Set problem ::
Pull out each line of the data that includes the word "ylabel".

++++++++

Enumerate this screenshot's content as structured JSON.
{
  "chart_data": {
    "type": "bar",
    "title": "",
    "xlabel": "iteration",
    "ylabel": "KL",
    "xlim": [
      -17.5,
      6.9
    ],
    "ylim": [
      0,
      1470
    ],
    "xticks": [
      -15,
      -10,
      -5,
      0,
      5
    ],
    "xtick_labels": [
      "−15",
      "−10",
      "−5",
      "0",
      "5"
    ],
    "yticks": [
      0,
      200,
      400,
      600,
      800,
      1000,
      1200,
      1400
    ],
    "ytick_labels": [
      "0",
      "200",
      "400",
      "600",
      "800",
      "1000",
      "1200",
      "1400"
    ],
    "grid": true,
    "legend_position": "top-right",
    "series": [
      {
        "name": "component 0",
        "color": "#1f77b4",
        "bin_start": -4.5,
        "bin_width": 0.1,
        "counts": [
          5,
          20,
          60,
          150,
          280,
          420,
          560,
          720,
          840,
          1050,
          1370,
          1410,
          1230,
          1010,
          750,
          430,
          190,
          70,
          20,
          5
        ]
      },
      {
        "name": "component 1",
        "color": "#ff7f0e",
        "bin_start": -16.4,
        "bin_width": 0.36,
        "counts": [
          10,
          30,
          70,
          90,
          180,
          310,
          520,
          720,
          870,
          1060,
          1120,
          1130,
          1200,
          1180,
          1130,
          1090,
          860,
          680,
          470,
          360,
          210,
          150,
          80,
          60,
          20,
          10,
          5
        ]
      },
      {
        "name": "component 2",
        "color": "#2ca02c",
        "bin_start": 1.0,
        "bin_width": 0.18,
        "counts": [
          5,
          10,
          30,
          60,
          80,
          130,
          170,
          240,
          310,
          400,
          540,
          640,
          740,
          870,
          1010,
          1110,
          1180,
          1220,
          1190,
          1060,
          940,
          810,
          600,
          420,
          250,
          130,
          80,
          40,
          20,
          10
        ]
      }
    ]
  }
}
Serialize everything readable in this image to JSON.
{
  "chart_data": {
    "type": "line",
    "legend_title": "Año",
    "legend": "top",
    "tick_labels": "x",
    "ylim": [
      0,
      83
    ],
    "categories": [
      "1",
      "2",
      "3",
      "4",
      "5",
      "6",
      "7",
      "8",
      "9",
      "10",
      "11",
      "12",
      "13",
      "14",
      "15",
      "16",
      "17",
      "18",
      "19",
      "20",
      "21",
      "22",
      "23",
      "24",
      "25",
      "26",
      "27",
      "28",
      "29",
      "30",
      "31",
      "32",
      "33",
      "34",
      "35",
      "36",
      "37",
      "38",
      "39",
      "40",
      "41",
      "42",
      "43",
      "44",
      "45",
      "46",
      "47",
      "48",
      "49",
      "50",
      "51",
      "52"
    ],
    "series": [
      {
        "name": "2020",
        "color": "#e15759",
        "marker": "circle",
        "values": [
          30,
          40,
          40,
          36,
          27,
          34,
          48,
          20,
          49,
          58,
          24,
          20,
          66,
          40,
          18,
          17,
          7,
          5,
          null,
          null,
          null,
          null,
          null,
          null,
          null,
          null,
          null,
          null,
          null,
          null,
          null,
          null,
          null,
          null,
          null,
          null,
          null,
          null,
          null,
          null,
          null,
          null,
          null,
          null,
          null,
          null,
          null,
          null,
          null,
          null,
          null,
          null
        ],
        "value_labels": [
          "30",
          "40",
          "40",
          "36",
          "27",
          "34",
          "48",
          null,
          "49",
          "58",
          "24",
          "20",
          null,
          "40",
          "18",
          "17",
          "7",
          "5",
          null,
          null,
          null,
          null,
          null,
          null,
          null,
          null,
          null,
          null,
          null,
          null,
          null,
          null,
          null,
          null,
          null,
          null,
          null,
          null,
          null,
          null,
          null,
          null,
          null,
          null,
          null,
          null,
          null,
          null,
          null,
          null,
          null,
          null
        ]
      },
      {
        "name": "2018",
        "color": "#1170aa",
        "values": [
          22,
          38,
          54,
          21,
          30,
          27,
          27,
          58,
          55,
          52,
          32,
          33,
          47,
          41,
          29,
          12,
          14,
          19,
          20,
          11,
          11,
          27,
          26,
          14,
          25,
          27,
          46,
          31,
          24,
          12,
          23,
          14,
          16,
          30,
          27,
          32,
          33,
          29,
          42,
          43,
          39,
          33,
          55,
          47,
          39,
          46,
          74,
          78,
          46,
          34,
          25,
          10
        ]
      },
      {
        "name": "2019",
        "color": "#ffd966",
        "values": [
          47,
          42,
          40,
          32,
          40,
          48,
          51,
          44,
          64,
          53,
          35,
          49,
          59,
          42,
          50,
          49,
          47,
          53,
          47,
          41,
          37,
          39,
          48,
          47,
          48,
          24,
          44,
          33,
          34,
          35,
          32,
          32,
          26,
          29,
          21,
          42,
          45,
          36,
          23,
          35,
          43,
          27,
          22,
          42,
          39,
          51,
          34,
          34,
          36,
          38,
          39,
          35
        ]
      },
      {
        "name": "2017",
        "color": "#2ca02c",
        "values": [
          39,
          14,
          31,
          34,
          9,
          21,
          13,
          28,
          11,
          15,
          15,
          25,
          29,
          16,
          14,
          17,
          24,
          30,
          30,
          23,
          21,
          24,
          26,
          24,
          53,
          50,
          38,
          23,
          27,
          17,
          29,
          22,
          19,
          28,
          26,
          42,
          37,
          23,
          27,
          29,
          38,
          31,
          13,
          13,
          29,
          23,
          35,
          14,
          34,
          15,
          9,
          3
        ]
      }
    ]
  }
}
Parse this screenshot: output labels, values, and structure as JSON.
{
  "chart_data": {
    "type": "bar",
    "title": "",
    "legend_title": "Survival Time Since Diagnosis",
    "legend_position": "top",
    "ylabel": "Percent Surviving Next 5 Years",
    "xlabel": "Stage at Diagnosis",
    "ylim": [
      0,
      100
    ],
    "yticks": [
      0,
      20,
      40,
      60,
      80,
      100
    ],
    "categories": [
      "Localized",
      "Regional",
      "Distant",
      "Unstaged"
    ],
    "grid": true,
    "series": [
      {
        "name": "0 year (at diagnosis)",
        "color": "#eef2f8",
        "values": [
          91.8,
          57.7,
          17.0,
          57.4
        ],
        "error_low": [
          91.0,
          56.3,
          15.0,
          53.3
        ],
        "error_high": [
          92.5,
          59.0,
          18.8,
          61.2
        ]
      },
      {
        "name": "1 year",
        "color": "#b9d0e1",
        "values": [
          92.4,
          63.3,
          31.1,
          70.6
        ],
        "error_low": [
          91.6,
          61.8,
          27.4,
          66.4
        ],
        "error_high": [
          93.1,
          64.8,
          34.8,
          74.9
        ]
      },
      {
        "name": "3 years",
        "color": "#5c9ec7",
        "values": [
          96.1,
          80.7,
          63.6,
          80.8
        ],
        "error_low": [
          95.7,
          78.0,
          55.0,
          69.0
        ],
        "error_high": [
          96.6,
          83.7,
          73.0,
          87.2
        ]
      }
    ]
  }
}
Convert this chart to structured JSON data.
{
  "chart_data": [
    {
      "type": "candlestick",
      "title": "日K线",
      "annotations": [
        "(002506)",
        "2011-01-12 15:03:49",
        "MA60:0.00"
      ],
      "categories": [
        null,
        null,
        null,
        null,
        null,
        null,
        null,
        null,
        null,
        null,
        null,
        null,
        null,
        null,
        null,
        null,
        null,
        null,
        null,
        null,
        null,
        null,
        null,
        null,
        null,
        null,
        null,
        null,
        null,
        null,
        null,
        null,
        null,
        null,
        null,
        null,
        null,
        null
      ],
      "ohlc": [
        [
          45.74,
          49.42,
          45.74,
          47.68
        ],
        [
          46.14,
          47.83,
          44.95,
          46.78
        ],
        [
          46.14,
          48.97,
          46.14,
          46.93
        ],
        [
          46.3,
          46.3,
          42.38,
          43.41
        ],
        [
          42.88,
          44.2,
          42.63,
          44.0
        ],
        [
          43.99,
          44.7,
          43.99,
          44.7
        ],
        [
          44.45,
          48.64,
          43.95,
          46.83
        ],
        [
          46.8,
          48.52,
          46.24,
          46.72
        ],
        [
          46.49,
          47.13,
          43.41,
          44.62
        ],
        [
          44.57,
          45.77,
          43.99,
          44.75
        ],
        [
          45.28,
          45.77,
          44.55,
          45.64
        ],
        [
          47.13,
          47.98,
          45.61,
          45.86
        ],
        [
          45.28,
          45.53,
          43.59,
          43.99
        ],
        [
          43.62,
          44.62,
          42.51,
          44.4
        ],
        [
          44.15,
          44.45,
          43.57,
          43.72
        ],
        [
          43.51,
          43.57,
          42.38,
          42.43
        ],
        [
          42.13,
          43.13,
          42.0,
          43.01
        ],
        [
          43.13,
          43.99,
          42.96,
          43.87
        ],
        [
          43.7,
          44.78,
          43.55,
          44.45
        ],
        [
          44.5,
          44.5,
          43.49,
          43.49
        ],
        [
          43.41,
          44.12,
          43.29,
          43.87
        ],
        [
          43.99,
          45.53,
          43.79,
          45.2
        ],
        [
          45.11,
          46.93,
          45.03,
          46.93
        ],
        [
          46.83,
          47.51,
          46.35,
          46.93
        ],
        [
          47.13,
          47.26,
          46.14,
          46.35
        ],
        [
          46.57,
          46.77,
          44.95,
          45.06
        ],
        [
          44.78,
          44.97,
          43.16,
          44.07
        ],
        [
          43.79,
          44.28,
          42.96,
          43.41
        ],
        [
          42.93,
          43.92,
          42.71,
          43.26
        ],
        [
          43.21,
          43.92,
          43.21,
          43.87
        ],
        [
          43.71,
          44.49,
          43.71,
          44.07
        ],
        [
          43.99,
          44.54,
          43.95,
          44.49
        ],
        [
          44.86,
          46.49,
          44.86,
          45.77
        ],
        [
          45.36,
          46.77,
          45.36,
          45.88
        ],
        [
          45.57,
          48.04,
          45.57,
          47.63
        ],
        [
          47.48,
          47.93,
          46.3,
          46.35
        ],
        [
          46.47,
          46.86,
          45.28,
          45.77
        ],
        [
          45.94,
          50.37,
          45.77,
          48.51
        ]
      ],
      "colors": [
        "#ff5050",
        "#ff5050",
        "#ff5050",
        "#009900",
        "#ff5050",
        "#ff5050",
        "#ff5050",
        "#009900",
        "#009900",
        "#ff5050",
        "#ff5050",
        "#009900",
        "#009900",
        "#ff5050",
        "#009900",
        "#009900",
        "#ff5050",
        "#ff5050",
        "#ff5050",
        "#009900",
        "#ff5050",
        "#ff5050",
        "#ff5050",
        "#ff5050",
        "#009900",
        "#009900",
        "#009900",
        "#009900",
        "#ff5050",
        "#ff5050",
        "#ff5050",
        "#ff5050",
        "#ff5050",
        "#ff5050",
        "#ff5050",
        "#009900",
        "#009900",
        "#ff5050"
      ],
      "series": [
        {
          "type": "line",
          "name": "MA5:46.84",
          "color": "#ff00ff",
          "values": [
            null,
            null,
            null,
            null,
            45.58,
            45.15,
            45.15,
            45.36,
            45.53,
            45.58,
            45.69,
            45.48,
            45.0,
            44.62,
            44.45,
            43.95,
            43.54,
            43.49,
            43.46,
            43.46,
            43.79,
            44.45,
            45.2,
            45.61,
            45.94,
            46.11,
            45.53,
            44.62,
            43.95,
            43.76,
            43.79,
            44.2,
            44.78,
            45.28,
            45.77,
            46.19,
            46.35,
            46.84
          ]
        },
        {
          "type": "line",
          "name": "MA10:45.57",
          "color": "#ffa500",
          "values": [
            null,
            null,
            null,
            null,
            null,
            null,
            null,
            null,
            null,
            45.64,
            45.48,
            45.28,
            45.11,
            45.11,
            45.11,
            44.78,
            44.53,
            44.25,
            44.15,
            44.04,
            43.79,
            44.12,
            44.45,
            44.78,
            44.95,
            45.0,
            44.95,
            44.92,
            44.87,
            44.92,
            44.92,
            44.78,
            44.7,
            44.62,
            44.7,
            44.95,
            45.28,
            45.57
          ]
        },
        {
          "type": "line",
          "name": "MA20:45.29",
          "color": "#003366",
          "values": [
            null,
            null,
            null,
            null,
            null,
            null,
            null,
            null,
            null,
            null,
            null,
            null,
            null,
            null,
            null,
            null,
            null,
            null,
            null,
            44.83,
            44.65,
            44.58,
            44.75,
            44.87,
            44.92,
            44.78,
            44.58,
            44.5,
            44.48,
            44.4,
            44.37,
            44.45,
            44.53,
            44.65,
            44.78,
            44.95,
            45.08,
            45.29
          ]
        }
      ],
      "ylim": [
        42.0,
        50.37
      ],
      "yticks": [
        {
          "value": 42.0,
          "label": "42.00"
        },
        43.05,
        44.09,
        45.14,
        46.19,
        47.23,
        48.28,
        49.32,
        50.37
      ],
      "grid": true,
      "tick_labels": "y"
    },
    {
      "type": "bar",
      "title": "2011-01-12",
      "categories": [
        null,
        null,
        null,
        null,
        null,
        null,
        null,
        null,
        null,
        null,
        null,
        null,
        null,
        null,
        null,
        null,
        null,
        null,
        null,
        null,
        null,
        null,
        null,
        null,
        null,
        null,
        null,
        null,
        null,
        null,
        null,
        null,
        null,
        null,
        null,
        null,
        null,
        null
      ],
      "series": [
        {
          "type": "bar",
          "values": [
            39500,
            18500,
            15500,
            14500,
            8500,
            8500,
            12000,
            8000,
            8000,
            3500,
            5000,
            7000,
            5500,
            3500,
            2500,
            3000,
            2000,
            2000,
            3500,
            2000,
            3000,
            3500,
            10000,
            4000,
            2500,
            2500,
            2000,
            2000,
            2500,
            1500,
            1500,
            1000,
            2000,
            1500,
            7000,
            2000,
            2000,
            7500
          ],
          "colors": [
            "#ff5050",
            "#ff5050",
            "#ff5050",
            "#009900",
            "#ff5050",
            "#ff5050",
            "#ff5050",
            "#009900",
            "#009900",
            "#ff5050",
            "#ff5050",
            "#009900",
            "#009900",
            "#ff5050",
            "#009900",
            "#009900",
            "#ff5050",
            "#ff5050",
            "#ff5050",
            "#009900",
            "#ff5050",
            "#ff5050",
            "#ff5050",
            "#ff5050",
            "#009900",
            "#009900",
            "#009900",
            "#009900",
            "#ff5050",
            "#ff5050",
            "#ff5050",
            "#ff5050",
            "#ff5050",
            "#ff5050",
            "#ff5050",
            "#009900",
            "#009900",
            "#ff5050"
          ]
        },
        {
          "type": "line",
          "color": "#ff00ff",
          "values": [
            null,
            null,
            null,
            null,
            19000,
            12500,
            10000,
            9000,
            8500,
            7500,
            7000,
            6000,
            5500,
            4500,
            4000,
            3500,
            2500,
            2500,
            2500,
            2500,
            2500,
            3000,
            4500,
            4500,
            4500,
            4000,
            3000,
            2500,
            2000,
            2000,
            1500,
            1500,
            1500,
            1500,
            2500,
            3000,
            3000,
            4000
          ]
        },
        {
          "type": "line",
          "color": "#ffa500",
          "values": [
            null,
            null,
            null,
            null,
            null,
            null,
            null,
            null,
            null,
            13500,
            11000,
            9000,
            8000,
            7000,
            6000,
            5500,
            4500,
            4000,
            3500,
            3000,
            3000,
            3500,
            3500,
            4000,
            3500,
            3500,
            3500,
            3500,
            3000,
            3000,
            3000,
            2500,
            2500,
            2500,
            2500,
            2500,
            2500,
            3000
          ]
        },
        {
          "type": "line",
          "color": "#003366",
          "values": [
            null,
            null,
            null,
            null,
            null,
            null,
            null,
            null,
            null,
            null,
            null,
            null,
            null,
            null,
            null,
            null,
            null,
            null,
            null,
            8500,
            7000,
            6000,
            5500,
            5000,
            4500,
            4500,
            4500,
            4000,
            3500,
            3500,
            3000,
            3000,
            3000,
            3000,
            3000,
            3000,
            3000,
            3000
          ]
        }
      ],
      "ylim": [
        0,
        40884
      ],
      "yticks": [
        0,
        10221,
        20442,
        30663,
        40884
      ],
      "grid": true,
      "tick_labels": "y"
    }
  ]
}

++++++++

Answer to this problem ::
    "ylabel": "KL",
    "ylabel": "Percent Surviving Next 5 Years",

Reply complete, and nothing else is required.